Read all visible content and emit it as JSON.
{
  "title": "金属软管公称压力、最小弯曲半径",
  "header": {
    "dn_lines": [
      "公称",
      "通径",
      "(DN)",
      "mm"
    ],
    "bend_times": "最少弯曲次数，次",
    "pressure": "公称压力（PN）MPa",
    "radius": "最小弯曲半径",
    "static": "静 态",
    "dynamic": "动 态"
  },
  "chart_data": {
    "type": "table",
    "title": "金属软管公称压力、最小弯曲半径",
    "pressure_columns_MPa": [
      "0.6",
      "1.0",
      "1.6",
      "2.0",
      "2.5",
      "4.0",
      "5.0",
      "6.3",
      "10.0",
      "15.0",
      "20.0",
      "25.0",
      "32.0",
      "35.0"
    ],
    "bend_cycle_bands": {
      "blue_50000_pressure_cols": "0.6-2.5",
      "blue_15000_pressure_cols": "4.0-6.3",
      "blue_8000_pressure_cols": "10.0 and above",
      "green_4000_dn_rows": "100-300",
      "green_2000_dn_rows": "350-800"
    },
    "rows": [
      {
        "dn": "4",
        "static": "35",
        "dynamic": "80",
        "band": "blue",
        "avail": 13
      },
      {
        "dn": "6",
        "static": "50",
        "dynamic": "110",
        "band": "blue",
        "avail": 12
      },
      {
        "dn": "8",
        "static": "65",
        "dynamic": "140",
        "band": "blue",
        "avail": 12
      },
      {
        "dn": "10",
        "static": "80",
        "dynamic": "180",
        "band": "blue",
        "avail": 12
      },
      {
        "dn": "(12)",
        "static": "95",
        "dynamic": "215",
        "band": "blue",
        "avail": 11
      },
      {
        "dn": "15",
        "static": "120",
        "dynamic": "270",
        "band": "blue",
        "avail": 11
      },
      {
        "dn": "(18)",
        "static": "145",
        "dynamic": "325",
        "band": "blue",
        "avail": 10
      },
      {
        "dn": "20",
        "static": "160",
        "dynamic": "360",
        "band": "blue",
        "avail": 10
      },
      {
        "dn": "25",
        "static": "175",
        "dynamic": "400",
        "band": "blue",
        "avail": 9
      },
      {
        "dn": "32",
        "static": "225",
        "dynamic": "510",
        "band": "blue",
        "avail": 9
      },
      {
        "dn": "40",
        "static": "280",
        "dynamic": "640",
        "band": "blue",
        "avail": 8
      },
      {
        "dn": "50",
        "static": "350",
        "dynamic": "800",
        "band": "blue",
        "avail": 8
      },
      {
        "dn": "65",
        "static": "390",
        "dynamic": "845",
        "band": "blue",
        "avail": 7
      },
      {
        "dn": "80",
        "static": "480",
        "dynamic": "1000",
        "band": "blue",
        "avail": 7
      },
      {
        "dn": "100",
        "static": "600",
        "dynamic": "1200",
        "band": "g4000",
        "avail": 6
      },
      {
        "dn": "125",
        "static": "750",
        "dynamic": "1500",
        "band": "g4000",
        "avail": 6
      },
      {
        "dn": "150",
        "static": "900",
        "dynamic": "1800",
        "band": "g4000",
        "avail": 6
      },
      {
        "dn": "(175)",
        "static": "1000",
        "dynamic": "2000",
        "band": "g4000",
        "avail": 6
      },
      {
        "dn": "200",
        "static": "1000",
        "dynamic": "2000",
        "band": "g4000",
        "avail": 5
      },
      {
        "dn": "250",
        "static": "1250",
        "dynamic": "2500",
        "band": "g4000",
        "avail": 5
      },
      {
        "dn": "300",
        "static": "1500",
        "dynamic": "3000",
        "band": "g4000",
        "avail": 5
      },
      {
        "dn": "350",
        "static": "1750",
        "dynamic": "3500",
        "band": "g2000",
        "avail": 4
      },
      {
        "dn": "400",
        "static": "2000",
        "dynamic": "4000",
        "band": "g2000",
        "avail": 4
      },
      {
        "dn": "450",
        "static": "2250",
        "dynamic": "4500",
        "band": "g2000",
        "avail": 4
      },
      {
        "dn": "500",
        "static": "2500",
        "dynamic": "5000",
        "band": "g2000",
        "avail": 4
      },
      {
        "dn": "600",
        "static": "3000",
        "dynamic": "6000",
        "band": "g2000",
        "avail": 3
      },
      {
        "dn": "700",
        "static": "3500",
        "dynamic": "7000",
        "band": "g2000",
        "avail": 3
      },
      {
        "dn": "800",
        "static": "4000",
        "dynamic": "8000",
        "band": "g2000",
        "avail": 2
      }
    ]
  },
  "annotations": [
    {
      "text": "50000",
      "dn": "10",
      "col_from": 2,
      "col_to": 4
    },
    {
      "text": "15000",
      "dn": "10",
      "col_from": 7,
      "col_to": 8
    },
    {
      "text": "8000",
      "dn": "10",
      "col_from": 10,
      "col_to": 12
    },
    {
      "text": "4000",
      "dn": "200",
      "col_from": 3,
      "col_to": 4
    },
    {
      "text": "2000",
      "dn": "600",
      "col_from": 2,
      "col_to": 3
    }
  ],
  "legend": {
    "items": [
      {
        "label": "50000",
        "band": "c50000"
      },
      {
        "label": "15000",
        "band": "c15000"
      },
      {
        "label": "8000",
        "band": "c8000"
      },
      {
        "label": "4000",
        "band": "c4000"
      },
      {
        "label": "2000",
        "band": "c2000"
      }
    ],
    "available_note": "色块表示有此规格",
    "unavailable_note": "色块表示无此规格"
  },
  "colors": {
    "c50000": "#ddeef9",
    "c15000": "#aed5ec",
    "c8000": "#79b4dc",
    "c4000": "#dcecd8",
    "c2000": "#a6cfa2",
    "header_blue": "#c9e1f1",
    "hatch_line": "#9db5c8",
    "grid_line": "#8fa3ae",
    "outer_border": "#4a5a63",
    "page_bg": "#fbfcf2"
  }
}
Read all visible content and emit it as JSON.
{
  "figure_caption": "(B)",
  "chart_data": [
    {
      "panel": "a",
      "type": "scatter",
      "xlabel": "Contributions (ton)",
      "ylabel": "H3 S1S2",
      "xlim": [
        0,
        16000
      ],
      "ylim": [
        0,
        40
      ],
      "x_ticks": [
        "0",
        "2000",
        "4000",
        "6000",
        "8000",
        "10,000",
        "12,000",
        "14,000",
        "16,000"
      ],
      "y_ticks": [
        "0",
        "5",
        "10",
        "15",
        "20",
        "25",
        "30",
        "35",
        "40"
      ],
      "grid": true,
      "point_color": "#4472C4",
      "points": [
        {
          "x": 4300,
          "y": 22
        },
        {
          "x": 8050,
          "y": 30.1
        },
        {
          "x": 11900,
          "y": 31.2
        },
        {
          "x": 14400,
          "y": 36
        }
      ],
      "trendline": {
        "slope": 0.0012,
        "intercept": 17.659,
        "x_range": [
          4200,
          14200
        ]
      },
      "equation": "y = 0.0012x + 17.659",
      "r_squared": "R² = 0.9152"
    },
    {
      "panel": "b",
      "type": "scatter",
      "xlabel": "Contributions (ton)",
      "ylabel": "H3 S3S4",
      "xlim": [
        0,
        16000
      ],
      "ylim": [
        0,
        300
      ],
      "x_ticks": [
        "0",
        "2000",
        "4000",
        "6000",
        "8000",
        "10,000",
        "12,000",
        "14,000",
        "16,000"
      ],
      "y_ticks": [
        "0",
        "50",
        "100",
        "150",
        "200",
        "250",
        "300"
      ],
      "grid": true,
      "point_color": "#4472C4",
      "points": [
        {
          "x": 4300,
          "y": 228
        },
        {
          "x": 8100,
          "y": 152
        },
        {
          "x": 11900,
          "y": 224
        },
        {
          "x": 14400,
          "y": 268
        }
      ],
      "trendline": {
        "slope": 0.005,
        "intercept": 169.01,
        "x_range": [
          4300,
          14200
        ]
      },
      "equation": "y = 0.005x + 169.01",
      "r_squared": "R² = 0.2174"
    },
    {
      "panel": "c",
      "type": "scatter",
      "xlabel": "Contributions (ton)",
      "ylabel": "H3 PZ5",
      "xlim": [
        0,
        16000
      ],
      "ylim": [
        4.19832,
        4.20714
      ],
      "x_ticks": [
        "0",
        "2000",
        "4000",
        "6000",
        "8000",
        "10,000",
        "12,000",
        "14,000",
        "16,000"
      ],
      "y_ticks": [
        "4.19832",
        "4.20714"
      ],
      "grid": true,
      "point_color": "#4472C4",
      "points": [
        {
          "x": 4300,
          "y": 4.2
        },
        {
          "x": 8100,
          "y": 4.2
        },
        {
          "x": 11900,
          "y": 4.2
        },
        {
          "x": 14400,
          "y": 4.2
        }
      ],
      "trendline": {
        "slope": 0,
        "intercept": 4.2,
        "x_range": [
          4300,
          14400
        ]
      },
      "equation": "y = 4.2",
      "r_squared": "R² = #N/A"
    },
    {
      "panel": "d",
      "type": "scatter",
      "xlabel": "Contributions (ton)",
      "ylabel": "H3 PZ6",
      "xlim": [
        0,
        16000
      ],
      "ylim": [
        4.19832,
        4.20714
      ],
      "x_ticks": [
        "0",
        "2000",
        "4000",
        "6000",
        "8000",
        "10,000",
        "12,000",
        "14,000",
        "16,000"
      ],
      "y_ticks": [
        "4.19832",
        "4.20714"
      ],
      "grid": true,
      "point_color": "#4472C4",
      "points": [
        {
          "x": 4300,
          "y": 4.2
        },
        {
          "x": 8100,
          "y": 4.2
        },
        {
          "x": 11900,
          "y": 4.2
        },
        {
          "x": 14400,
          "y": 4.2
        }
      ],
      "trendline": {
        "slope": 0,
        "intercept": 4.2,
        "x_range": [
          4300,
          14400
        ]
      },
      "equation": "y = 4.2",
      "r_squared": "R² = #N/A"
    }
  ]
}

━━━━━━━━

To be done: Using the listing above, pick out each line that contains the word "title", then copy it.

Exercise output:
  "title": "金属软管公称压力、最小弯曲半径",
    "title": "金属软管公称压力、最小弯曲半径",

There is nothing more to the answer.